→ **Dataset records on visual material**
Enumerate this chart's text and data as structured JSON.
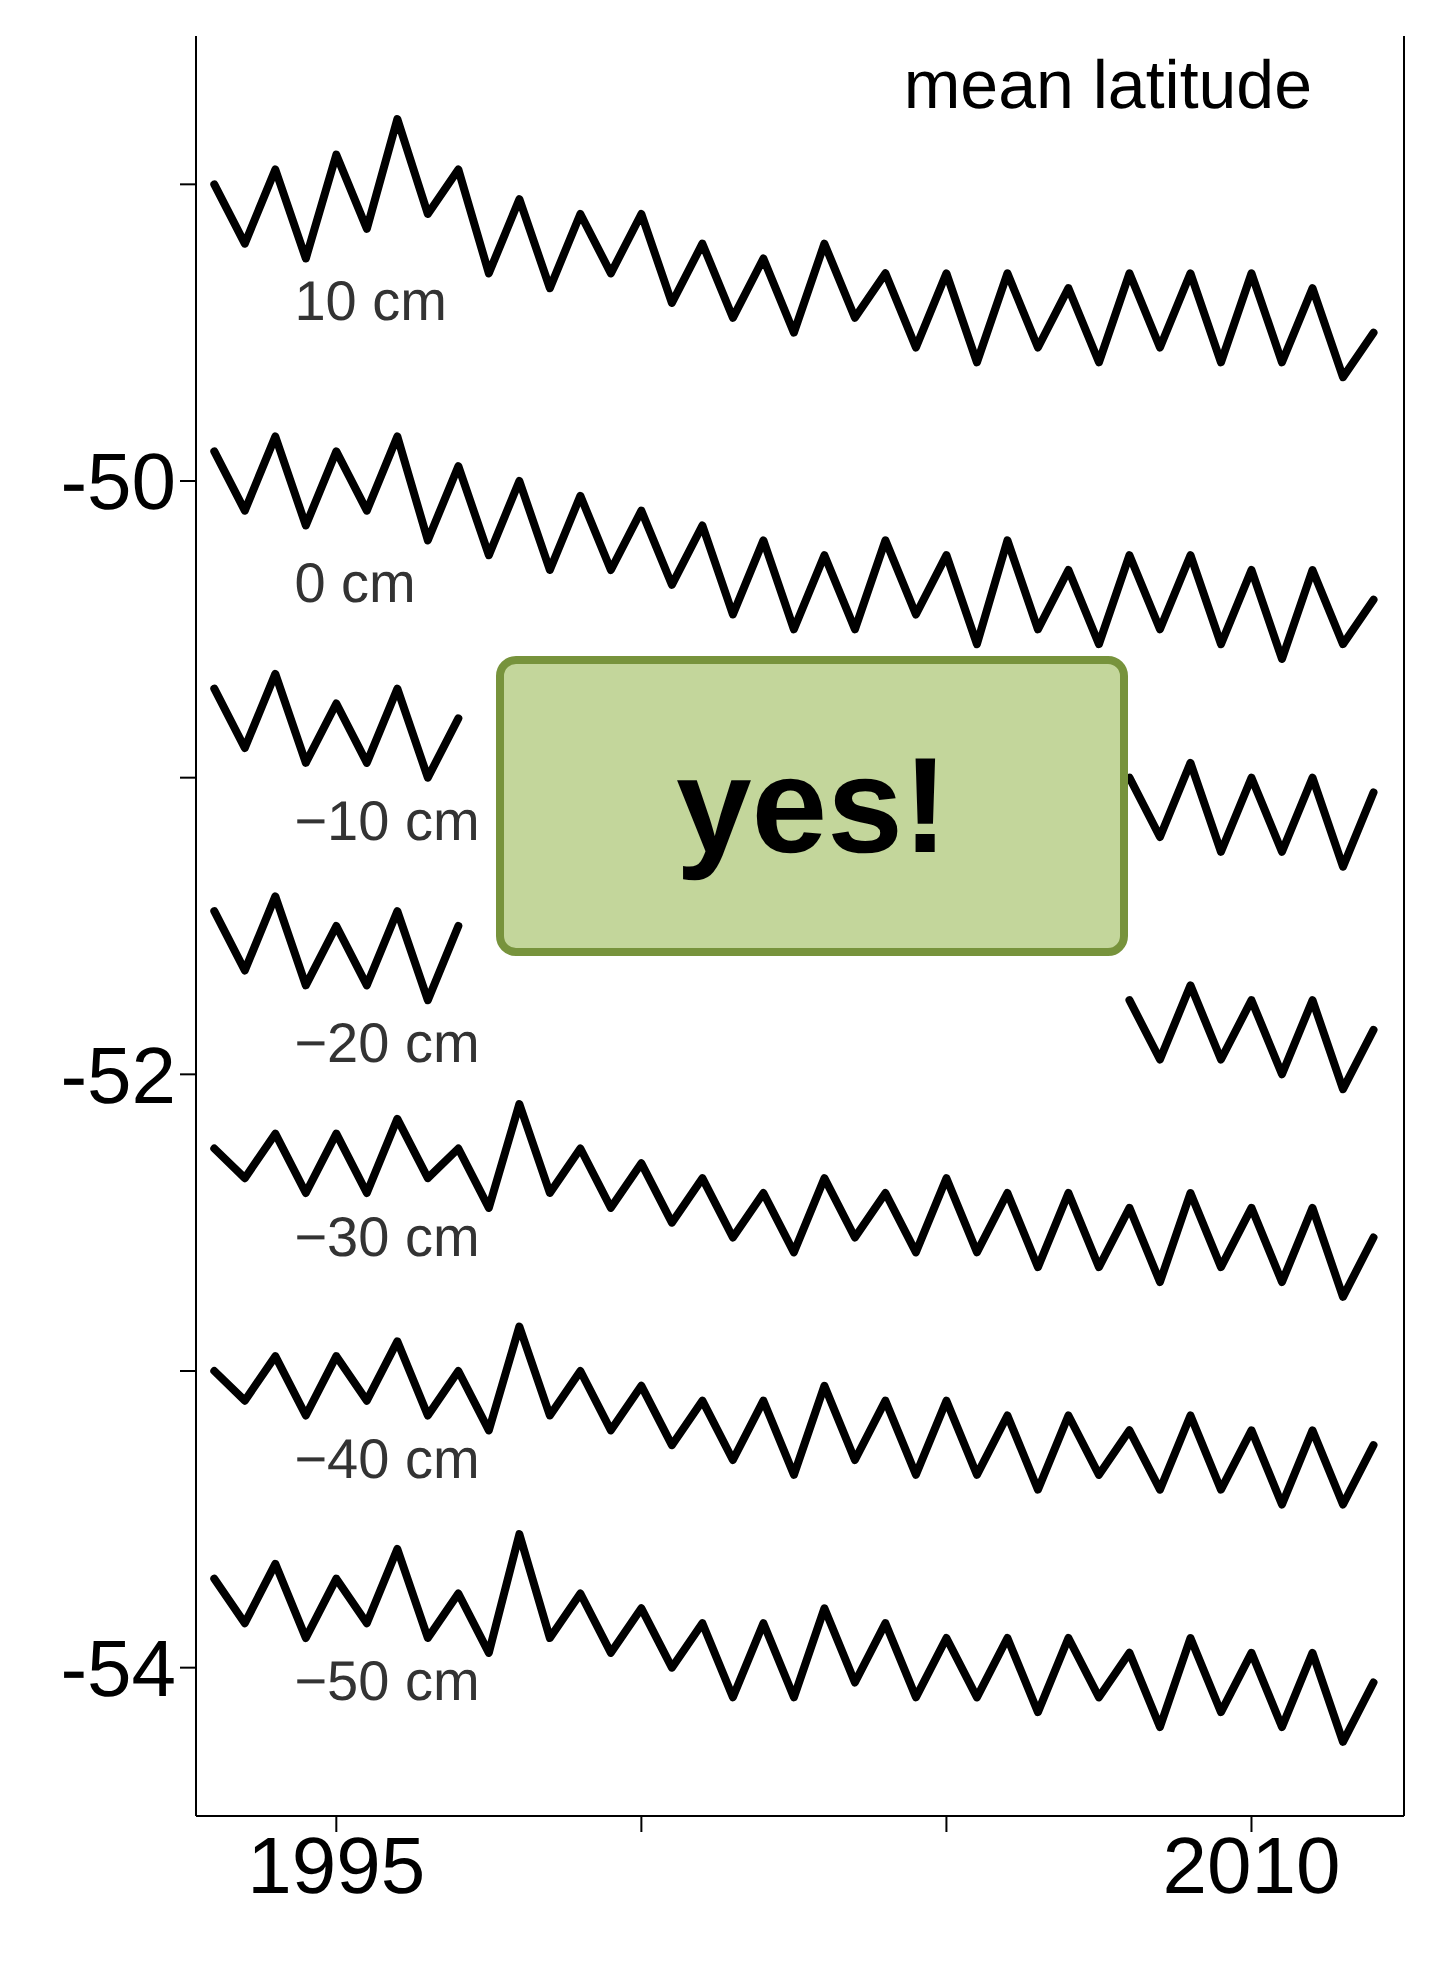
{
  "chart_data": {
    "type": "line",
    "title": "mean latitude",
    "annotations": [
      "yes!"
    ],
    "x": [
      1993,
      1993.5,
      1994,
      1994.5,
      1995,
      1995.5,
      1996,
      1996.5,
      1997,
      1997.5,
      1998,
      1998.5,
      1999,
      1999.5,
      2000,
      2000.5,
      2001,
      2001.5,
      2002,
      2002.5,
      2003,
      2003.5,
      2004,
      2004.5,
      2005,
      2005.5,
      2006,
      2006.5,
      2007,
      2007.5,
      2008,
      2008.5,
      2009,
      2009.5,
      2010,
      2010.5,
      2011,
      2011.5,
      2012
    ],
    "series": [
      {
        "name": "10 cm",
        "color": "#000000",
        "values": [
          -49.0,
          -49.2,
          -48.95,
          -49.25,
          -48.9,
          -49.15,
          -48.78,
          -49.1,
          -48.95,
          -49.3,
          -49.05,
          -49.35,
          -49.1,
          -49.3,
          -49.1,
          -49.4,
          -49.2,
          -49.45,
          -49.25,
          -49.5,
          -49.2,
          -49.45,
          -49.3,
          -49.55,
          -49.3,
          -49.6,
          -49.3,
          -49.55,
          -49.35,
          -49.6,
          -49.3,
          -49.55,
          -49.3,
          -49.6,
          -49.3,
          -49.6,
          -49.35,
          -49.65,
          -49.5
        ]
      },
      {
        "name": "0 cm",
        "color": "#000000",
        "values": [
          -49.9,
          -50.1,
          -49.85,
          -50.15,
          -49.9,
          -50.1,
          -49.85,
          -50.2,
          -49.95,
          -50.25,
          -50.0,
          -50.3,
          -50.05,
          -50.3,
          -50.1,
          -50.35,
          -50.15,
          -50.45,
          -50.2,
          -50.5,
          -50.25,
          -50.5,
          -50.2,
          -50.45,
          -50.25,
          -50.55,
          -50.2,
          -50.5,
          -50.3,
          -50.55,
          -50.25,
          -50.5,
          -50.25,
          -50.55,
          -50.3,
          -50.6,
          -50.3,
          -50.55,
          -50.4
        ]
      },
      {
        "name": "−10 cm",
        "color": "#000000",
        "values": [
          -50.7,
          -50.9,
          -50.65,
          -50.95,
          -50.75,
          -50.95,
          -50.7,
          -51.0,
          -50.8,
          null,
          null,
          null,
          null,
          null,
          null,
          null,
          null,
          null,
          null,
          null,
          null,
          null,
          null,
          null,
          null,
          null,
          null,
          null,
          null,
          null,
          -51.0,
          -51.2,
          -50.95,
          -51.25,
          -51.0,
          -51.25,
          -51.0,
          -51.3,
          -51.05
        ]
      },
      {
        "name": "−20 cm",
        "color": "#000000",
        "values": [
          -51.45,
          -51.65,
          -51.4,
          -51.7,
          -51.5,
          -51.7,
          -51.45,
          -51.75,
          -51.5,
          null,
          null,
          null,
          null,
          null,
          null,
          null,
          null,
          null,
          null,
          null,
          null,
          null,
          null,
          null,
          null,
          null,
          null,
          null,
          null,
          null,
          -51.75,
          -51.95,
          -51.7,
          -51.95,
          -51.75,
          -52.0,
          -51.75,
          -52.05,
          -51.85
        ]
      },
      {
        "name": "−30 cm",
        "color": "#000000",
        "values": [
          -52.25,
          -52.35,
          -52.2,
          -52.4,
          -52.2,
          -52.4,
          -52.15,
          -52.35,
          -52.25,
          -52.45,
          -52.1,
          -52.4,
          -52.25,
          -52.45,
          -52.3,
          -52.5,
          -52.35,
          -52.55,
          -52.4,
          -52.6,
          -52.35,
          -52.55,
          -52.4,
          -52.6,
          -52.35,
          -52.6,
          -52.4,
          -52.65,
          -52.4,
          -52.65,
          -52.45,
          -52.7,
          -52.4,
          -52.65,
          -52.45,
          -52.7,
          -52.45,
          -52.75,
          -52.55
        ]
      },
      {
        "name": "−40 cm",
        "color": "#000000",
        "values": [
          -53.0,
          -53.1,
          -52.95,
          -53.15,
          -52.95,
          -53.1,
          -52.9,
          -53.15,
          -53.0,
          -53.2,
          -52.85,
          -53.15,
          -53.0,
          -53.2,
          -53.05,
          -53.25,
          -53.1,
          -53.3,
          -53.1,
          -53.35,
          -53.05,
          -53.3,
          -53.1,
          -53.35,
          -53.1,
          -53.35,
          -53.15,
          -53.4,
          -53.15,
          -53.35,
          -53.2,
          -53.4,
          -53.15,
          -53.4,
          -53.2,
          -53.45,
          -53.2,
          -53.45,
          -53.25
        ]
      },
      {
        "name": "−50 cm",
        "color": "#000000",
        "values": [
          -53.7,
          -53.85,
          -53.65,
          -53.9,
          -53.7,
          -53.85,
          -53.6,
          -53.9,
          -53.75,
          -53.95,
          -53.55,
          -53.9,
          -53.75,
          -53.95,
          -53.8,
          -54.0,
          -53.85,
          -54.1,
          -53.85,
          -54.1,
          -53.8,
          -54.05,
          -53.85,
          -54.1,
          -53.9,
          -54.1,
          -53.9,
          -54.15,
          -53.9,
          -54.1,
          -53.95,
          -54.2,
          -53.9,
          -54.15,
          -53.95,
          -54.2,
          -53.95,
          -54.25,
          -54.05
        ]
      }
    ],
    "xlim": [
      1992.7,
      2012.5
    ],
    "xticks": [
      1995,
      {
        "value": 2000,
        "label": null
      },
      {
        "value": 2005,
        "label": null
      },
      2010
    ],
    "ylim": [
      -54.5,
      -48.5
    ],
    "yticks": [
      {
        "value": -49,
        "label": null
      },
      -50,
      {
        "value": -51,
        "label": null
      },
      -52,
      {
        "value": -53,
        "label": null
      },
      -54
    ],
    "grid": false,
    "legend": false,
    "line_style": "solid",
    "marker": "none"
  }
}
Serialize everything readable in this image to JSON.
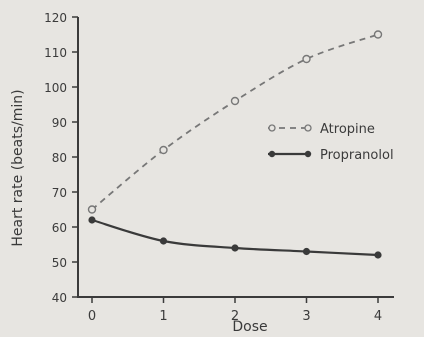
{
  "chart_data": {
    "type": "line",
    "title": "",
    "xlabel": "Dose",
    "ylabel": "Heart rate (beats/min)",
    "xlim": [
      0,
      4
    ],
    "ylim": [
      40,
      120
    ],
    "xticks": [
      "0",
      "1",
      "2",
      "3",
      "4"
    ],
    "yticks": [
      "40",
      "50",
      "60",
      "70",
      "80",
      "90",
      "100",
      "110",
      "120"
    ],
    "grid": false,
    "legend_position": "right",
    "series": [
      {
        "name": "Atropine",
        "style": "dashed",
        "marker": "open-circle",
        "x": [
          0,
          1,
          2,
          3,
          4
        ],
        "y": [
          65,
          82,
          96,
          108,
          115
        ]
      },
      {
        "name": "Propranolol",
        "style": "solid",
        "marker": "filled-circle",
        "x": [
          0,
          1,
          2,
          3,
          4
        ],
        "y": [
          62,
          56,
          54,
          53,
          52
        ]
      }
    ]
  }
}
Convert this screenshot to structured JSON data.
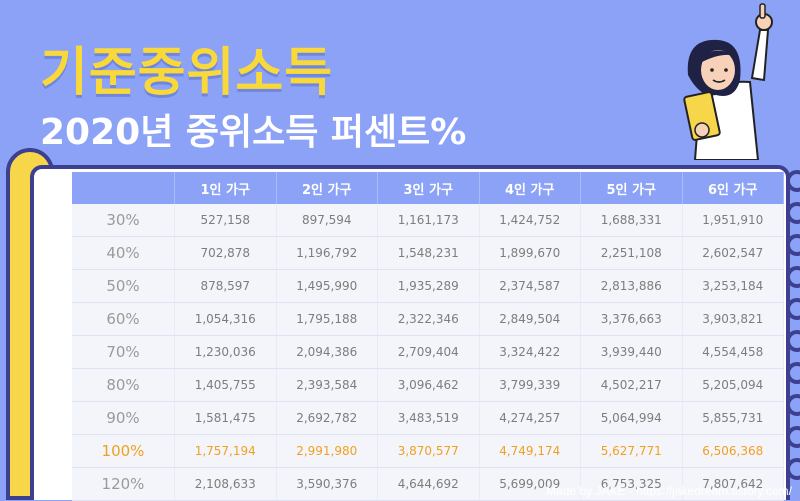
{
  "title": "기준중위소득",
  "subtitle": "2020년 중위소득 퍼센트%",
  "table": {
    "headers": [
      "",
      "1인 가구",
      "2인 가구",
      "3인 가구",
      "4인 가구",
      "5인 가구",
      "6인 가구"
    ],
    "rows": [
      {
        "pct": "30%",
        "values": [
          "527,158",
          "897,594",
          "1,161,173",
          "1,424,752",
          "1,688,331",
          "1,951,910"
        ]
      },
      {
        "pct": "40%",
        "values": [
          "702,878",
          "1,196,792",
          "1,548,231",
          "1,899,670",
          "2,251,108",
          "2,602,547"
        ]
      },
      {
        "pct": "50%",
        "values": [
          "878,597",
          "1,495,990",
          "1,935,289",
          "2,374,587",
          "2,813,886",
          "3,253,184"
        ]
      },
      {
        "pct": "60%",
        "values": [
          "1,054,316",
          "1,795,188",
          "2,322,346",
          "2,849,504",
          "3,376,663",
          "3,903,821"
        ]
      },
      {
        "pct": "70%",
        "values": [
          "1,230,036",
          "2,094,386",
          "2,709,404",
          "3,324,422",
          "3,939,440",
          "4,554,458"
        ]
      },
      {
        "pct": "80%",
        "values": [
          "1,405,755",
          "2,393,584",
          "3,096,462",
          "3,799,339",
          "4,502,217",
          "5,205,094"
        ]
      },
      {
        "pct": "90%",
        "values": [
          "1,581,475",
          "2,692,782",
          "3,483,519",
          "4,274,257",
          "5,064,994",
          "5,855,731"
        ]
      },
      {
        "pct": "100%",
        "values": [
          "1,757,194",
          "2,991,980",
          "3,870,577",
          "4,749,174",
          "5,627,771",
          "6,506,368"
        ]
      },
      {
        "pct": "120%",
        "values": [
          "2,108,633",
          "3,590,376",
          "4,644,692",
          "5,699,009",
          "6,753,325",
          "7,807,642"
        ]
      }
    ]
  },
  "footer": "Made by JAKE - https://jakedream.tistory.com/",
  "colors": {
    "background": "#8ba2f7",
    "title": "#f9d93a",
    "highlight": "#f0a021"
  }
}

→ **What you need to do**
Supply the count of lines in the entries that contain the word "structured", and nothing besides.

→ **Task response**
2